- Lines of data:
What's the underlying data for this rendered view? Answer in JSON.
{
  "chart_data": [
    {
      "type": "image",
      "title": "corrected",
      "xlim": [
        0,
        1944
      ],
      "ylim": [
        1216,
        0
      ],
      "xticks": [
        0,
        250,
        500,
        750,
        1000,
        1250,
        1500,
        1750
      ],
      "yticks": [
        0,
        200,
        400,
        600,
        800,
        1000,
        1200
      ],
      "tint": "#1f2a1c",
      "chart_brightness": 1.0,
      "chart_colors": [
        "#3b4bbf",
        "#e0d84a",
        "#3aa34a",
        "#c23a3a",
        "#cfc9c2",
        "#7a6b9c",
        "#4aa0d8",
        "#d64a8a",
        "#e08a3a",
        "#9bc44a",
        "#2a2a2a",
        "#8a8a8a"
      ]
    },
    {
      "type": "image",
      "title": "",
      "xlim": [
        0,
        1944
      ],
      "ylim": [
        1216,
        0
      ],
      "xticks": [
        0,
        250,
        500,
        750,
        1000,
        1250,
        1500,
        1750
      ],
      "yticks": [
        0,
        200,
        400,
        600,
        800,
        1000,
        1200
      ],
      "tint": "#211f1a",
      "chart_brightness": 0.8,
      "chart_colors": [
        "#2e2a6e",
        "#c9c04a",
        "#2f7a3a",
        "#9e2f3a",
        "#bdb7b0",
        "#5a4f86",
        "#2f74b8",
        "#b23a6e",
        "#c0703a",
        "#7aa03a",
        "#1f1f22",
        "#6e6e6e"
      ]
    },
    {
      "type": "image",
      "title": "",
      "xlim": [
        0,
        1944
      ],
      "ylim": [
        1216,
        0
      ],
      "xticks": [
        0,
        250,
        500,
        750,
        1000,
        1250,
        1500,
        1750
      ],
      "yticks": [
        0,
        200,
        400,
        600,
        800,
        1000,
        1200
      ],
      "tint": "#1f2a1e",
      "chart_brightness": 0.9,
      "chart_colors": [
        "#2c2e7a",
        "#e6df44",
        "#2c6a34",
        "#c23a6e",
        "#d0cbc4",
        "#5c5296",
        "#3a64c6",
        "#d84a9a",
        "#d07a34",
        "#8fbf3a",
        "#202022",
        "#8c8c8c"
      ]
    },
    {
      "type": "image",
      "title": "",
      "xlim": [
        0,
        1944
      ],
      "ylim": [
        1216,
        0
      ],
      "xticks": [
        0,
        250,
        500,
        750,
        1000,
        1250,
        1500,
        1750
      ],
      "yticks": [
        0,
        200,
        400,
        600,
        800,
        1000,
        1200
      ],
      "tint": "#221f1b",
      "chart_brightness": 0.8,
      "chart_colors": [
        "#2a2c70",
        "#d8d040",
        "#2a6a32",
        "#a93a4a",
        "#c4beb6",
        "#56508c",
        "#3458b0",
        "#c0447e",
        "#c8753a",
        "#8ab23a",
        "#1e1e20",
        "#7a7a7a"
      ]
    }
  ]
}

- What to work on:
Write out the complete set of records exactly as given.

- Solution to this task:
What's the underlying data for this rendered view? Answer in JSON.
{
  "chart_data": [
    {
      "type": "image",
      "title": "corrected",
      "xlim": [
        0,
        1944
      ],
      "ylim": [
        1216,
        0
      ],
      "xticks": [
        0,
        250,
        500,
        750,
        1000,
        1250,
        1500,
        1750
      ],
      "yticks": [
        0,
        200,
        400,
        600,
        800,
        1000,
        1200
      ],
      "tint": "#1f2a1c",
      "chart_brightness": 1.0,
      "chart_colors": [
        "#3b4bbf",
        "#e0d84a",
        "#3aa34a",
        "#c23a3a",
        "#cfc9c2",
        "#7a6b9c",
        "#4aa0d8",
        "#d64a8a",
        "#e08a3a",
        "#9bc44a",
        "#2a2a2a",
        "#8a8a8a"
      ]
    },
    {
      "type": "image",
      "title": "",
      "xlim": [
        0,
        1944
      ],
      "ylim": [
        1216,
        0
      ],
      "xticks": [
        0,
        250,
        500,
        750,
        1000,
        1250,
        1500,
        1750
      ],
      "yticks": [
        0,
        200,
        400,
        600,
        800,
        1000,
        1200
      ],
      "tint": "#211f1a",
      "chart_brightness": 0.8,
      "chart_colors": [
        "#2e2a6e",
        "#c9c04a",
        "#2f7a3a",
        "#9e2f3a",
        "#bdb7b0",
        "#5a4f86",
        "#2f74b8",
        "#b23a6e",
        "#c0703a",
        "#7aa03a",
        "#1f1f22",
        "#6e6e6e"
      ]
    },
    {
      "type": "image",
      "title": "",
      "xlim": [
        0,
        1944
      ],
      "ylim": [
        1216,
        0
      ],
      "xticks": [
        0,
        250,
        500,
        750,
        1000,
        1250,
        1500,
        1750
      ],
      "yticks": [
        0,
        200,
        400,
        600,
        800,
        1000,
        1200
      ],
      "tint": "#1f2a1e",
      "chart_brightness": 0.9,
      "chart_colors": [
        "#2c2e7a",
        "#e6df44",
        "#2c6a34",
        "#c23a6e",
        "#d0cbc4",
        "#5c5296",
        "#3a64c6",
        "#d84a9a",
        "#d07a34",
        "#8fbf3a",
        "#202022",
        "#8c8c8c"
      ]
    },
    {
      "type": "image",
      "title": "",
      "xlim": [
        0,
        1944
      ],
      "ylim": [
        1216,
        0
      ],
      "xticks": [
        0,
        250,
        500,
        750,
        1000,
        1250,
        1500,
        1750
      ],
      "yticks": [
        0,
        200,
        400,
        600,
        800,
        1000,
        1200
      ],
      "tint": "#221f1b",
      "chart_brightness": 0.8,
      "chart_colors": [
        "#2a2c70",
        "#d8d040",
        "#2a6a32",
        "#a93a4a",
        "#c4beb6",
        "#56508c",
        "#3458b0",
        "#c0447e",
        "#c8753a",
        "#8ab23a",
        "#1e1e20",
        "#7a7a7a"
      ]
    }
  ]
}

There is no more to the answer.